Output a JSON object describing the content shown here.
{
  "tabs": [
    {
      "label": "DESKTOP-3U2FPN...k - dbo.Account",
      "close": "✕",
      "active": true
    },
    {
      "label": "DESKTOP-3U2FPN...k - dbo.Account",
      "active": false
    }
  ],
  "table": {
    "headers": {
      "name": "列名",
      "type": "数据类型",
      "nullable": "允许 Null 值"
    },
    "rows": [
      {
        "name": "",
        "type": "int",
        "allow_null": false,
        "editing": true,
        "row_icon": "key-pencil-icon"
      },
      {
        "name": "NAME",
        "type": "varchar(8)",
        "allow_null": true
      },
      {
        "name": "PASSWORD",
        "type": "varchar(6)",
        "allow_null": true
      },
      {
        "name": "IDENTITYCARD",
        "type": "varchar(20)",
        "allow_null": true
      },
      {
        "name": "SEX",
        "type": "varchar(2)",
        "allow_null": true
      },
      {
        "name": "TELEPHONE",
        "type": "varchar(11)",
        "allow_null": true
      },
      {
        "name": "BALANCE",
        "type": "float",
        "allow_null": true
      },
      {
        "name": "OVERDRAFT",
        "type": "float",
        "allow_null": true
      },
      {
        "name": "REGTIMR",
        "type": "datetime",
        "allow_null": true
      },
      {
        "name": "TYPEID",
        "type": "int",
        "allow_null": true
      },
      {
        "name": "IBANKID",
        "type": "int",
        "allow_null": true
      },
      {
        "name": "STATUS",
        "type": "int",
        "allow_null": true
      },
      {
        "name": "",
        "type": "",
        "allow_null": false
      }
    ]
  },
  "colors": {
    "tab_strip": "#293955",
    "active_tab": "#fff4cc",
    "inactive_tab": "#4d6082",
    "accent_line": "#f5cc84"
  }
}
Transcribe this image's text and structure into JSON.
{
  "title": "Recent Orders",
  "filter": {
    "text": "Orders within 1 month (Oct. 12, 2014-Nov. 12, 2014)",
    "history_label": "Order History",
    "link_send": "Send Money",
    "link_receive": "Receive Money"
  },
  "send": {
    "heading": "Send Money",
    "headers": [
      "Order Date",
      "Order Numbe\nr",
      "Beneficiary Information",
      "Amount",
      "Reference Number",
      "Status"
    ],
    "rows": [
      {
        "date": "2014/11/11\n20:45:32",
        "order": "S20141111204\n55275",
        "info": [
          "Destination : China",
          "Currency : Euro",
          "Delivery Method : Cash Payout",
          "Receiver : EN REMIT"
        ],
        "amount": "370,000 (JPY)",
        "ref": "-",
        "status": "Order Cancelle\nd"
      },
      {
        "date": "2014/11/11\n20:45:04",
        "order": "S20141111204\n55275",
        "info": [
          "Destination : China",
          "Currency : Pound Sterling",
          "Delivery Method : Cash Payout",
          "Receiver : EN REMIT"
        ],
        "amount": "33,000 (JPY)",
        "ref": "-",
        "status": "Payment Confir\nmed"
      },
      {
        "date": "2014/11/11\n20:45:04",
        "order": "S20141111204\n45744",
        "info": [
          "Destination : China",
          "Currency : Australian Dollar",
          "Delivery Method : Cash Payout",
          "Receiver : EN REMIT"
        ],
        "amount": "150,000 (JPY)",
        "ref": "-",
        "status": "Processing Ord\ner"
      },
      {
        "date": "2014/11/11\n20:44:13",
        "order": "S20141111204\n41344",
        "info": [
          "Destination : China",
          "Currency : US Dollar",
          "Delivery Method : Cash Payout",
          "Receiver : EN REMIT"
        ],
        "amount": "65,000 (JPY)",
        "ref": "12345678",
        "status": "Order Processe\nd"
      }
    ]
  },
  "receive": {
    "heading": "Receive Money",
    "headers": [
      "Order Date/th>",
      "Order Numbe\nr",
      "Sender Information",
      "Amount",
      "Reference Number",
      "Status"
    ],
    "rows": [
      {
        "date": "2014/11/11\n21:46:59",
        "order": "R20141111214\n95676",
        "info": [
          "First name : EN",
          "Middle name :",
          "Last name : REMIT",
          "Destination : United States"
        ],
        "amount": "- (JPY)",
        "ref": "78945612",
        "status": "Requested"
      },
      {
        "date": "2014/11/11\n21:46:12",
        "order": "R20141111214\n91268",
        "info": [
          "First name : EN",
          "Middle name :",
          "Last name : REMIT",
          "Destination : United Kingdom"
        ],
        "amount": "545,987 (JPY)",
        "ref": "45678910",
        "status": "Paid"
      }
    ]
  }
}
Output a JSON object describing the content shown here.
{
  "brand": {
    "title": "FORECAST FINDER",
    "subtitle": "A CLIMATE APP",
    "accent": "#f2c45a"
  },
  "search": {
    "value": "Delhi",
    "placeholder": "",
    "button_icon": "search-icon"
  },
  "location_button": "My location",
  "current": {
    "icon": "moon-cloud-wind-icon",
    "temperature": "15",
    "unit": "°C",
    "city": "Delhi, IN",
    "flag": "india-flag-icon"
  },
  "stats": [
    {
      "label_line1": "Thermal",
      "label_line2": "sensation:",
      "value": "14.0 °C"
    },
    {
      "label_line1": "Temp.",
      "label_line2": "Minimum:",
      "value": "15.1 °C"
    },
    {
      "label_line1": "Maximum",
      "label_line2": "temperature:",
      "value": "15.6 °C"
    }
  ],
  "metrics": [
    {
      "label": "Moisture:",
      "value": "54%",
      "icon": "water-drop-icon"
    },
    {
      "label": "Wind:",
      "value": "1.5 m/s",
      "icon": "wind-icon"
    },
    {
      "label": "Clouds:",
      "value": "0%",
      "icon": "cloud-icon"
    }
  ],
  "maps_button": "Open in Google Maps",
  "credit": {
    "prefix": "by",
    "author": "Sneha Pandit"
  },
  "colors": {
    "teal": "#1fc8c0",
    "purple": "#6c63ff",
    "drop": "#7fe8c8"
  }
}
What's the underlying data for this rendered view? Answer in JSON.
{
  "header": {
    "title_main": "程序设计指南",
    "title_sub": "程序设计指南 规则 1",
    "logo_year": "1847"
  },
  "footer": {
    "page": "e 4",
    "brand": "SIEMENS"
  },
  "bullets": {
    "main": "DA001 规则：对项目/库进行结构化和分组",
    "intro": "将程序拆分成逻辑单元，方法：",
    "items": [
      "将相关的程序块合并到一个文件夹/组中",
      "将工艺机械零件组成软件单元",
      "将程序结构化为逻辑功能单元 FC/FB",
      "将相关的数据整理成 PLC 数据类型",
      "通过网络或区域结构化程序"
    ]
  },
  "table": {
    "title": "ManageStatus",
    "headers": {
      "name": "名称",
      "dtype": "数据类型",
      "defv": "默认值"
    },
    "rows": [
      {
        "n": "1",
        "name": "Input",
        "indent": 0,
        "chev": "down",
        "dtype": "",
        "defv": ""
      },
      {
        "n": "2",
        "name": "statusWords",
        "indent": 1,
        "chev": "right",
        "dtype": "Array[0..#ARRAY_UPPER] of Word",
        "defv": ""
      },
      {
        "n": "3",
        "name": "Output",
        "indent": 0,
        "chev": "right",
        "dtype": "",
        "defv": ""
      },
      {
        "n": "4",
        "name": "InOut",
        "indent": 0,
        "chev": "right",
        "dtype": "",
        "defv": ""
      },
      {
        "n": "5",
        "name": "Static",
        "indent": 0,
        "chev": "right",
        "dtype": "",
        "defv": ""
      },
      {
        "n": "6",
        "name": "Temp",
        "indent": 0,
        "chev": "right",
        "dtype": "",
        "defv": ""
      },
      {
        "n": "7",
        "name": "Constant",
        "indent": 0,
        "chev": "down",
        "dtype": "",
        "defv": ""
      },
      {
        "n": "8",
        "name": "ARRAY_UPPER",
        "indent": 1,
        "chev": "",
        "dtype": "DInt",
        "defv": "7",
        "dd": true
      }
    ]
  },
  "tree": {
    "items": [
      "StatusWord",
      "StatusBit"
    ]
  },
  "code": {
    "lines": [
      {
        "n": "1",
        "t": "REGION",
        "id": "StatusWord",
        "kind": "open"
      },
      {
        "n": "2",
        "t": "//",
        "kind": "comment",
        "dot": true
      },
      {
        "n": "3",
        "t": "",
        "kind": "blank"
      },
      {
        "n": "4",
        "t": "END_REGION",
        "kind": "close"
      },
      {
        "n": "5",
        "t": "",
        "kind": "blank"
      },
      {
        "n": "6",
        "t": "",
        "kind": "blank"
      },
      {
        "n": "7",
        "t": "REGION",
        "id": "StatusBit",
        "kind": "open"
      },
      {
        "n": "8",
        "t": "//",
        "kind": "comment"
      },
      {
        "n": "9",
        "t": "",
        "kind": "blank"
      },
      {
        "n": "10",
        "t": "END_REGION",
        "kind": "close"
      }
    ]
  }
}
——————————
EXERCISE REQUIREMENTS:
Say how many lines of the listing above contain "Information", with no other words.

FINISHED EXERCISE:
2